(Exercise details) Pull out every line below that holds the word "dose".

(Information given)

######

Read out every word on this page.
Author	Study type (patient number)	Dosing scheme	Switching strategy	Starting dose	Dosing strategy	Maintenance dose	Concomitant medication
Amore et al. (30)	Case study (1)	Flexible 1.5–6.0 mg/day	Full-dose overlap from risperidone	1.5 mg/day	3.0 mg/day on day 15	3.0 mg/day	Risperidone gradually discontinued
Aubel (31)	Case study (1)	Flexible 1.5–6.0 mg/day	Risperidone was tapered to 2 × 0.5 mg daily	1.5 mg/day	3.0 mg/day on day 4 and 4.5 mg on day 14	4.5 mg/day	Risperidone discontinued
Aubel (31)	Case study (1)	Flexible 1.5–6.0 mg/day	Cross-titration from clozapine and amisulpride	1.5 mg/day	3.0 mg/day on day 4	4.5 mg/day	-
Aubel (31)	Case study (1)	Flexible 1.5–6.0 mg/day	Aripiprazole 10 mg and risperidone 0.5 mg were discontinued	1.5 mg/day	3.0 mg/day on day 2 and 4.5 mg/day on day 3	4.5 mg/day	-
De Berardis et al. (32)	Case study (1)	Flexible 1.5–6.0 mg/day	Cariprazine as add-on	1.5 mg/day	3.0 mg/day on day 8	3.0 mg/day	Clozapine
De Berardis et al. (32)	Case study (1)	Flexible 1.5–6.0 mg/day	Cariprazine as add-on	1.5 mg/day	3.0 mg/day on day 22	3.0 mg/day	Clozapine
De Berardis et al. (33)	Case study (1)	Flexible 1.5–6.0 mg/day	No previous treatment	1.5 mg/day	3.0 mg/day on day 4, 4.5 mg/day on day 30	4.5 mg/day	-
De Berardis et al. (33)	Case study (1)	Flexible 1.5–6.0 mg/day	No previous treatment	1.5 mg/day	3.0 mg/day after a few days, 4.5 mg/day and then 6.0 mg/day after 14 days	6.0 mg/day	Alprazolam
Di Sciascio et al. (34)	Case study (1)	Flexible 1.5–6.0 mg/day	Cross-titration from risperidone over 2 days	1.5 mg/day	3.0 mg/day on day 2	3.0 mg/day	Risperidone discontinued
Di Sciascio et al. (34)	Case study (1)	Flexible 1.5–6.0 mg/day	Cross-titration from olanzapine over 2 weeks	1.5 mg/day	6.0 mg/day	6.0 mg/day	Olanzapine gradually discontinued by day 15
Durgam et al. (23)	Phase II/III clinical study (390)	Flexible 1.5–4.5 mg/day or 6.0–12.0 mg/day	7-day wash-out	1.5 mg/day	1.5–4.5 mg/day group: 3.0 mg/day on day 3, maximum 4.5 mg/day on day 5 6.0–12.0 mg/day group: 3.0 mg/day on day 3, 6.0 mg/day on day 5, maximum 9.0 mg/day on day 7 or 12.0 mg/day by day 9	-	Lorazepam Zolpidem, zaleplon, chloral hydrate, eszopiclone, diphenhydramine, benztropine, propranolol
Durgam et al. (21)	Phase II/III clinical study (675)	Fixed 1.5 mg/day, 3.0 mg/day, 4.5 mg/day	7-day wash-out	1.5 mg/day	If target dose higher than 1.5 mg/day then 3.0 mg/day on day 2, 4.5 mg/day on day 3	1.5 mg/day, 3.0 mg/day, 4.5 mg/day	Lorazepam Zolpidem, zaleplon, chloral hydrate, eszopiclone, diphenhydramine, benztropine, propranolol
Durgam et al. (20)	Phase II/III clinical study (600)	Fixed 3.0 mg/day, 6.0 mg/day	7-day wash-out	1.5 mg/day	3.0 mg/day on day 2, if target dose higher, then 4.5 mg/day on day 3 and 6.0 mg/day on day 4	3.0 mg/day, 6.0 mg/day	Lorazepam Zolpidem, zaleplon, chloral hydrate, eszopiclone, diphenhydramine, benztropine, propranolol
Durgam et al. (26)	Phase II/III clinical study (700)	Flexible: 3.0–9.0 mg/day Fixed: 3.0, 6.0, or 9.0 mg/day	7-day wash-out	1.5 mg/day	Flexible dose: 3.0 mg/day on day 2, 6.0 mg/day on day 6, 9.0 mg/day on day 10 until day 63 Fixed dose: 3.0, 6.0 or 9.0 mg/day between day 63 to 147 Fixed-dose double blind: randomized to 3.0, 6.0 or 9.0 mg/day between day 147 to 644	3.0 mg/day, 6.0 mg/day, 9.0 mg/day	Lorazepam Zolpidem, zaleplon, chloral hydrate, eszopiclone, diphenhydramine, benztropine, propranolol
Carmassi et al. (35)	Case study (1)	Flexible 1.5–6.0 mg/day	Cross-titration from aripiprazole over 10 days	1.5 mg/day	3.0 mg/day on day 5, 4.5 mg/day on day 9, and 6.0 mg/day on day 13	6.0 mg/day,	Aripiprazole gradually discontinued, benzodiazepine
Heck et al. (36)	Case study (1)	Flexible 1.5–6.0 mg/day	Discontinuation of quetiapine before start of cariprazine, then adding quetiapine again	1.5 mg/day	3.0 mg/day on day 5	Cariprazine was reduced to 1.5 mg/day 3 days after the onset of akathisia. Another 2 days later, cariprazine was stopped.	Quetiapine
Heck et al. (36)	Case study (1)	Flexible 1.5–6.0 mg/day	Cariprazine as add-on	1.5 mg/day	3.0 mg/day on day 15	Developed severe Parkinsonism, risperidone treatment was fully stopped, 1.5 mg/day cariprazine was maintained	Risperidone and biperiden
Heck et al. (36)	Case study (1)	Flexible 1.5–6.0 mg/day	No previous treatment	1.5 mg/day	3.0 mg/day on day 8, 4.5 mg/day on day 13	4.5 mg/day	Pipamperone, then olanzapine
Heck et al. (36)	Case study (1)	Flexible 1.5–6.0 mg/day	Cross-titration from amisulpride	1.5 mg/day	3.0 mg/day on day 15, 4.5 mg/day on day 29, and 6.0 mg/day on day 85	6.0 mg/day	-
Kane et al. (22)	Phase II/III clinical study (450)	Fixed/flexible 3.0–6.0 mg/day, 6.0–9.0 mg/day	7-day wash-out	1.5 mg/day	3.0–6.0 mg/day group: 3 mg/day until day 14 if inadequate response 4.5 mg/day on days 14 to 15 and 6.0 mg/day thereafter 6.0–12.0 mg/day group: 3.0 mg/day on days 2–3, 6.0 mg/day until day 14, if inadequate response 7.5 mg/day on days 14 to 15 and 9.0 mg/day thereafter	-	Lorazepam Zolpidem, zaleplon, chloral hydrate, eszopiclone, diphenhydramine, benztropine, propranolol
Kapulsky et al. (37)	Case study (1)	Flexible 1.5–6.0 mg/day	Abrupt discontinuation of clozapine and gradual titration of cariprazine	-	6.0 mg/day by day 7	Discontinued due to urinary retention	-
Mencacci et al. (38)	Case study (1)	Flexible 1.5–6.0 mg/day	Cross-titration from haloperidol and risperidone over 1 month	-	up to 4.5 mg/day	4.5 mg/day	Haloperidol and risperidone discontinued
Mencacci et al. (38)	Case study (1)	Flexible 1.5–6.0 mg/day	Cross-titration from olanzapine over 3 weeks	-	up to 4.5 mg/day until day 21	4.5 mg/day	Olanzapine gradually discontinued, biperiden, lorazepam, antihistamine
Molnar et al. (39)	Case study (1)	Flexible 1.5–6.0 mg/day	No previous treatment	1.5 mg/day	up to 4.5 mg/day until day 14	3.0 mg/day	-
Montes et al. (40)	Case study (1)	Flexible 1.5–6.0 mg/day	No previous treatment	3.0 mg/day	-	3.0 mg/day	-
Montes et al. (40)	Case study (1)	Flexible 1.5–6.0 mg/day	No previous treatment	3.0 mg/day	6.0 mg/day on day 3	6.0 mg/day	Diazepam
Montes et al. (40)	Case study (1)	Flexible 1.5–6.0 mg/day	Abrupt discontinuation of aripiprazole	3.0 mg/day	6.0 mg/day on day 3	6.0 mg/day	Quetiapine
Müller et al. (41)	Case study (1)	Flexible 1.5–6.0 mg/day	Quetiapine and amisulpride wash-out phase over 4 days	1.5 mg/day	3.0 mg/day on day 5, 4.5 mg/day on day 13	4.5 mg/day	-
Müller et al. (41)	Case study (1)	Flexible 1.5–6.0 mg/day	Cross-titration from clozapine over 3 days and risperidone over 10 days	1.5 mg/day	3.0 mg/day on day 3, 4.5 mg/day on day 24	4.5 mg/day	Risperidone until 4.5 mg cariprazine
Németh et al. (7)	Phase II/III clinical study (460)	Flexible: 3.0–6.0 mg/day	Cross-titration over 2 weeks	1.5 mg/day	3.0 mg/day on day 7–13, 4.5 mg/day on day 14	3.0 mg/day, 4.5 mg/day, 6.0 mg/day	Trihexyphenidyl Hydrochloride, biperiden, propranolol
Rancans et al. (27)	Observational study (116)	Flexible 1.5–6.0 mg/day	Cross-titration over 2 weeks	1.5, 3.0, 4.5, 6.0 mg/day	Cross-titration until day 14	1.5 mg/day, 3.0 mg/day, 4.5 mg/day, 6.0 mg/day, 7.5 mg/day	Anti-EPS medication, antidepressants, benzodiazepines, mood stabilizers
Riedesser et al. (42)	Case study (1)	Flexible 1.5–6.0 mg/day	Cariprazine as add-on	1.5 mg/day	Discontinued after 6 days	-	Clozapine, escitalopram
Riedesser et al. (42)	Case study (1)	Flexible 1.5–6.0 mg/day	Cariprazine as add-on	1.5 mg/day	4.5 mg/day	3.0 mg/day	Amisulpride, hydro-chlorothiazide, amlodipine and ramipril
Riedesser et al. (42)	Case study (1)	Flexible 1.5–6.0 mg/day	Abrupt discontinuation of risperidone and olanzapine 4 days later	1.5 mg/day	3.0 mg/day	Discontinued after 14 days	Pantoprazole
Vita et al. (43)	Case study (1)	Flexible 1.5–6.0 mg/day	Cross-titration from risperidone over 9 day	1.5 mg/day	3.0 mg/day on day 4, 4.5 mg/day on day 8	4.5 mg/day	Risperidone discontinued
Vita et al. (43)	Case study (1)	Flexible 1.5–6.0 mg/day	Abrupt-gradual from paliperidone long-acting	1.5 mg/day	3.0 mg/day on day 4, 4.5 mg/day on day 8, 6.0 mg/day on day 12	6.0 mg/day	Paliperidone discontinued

######

(Result)
Author	Study type (patient number)	Dosing scheme	Switching strategy	Starting dose	Dosing strategy	Maintenance dose	Concomitant medication
Amore et al. (30)	Case study (1)	Flexible 1.5–6.0 mg/day	Full-dose overlap from risperidone	1.5 mg/day	3.0 mg/day on day 15	3.0 mg/day	Risperidone gradually discontinued
Durgam et al. (21)	Phase II/III clinical study (675)	Fixed 1.5 mg/day, 3.0 mg/day, 4.5 mg/day	7-day wash-out	1.5 mg/day	If target dose higher than 1.5 mg/day then 3.0 mg/day on day 2, 4.5 mg/day on day 3	1.5 mg/day, 3.0 mg/day, 4.5 mg/day	Lorazepam Zolpidem, zaleplon, chloral hydrate, eszopiclone, diphenhydramine, benztropine, propranolol
Durgam et al. (20)	Phase II/III clinical study (600)	Fixed 3.0 mg/day, 6.0 mg/day	7-day wash-out	1.5 mg/day	3.0 mg/day on day 2, if target dose higher, then 4.5 mg/day on day 3 and 6.0 mg/day on day 4	3.0 mg/day, 6.0 mg/day	Lorazepam Zolpidem, zaleplon, chloral hydrate, eszopiclone, diphenhydramine, benztropine, propranolol
Durgam et al. (26)	Phase II/III clinical study (700)	Flexible: 3.0–9.0 mg/day Fixed: 3.0, 6.0, or 9.0 mg/day	7-day wash-out	1.5 mg/day	Flexible dose: 3.0 mg/day on day 2, 6.0 mg/day on day 6, 9.0 mg/day on day 10 until day 63 Fixed dose: 3.0, 6.0 or 9.0 mg/day between day 63 to 147 Fixed-dose double blind: randomized to 3.0, 6.0 or 9.0 mg/day between day 147 to 644	3.0 mg/day, 6.0 mg/day, 9.0 mg/day	Lorazepam Zolpidem, zaleplon, chloral hydrate, eszopiclone, diphenhydramine, benztropine, propranolol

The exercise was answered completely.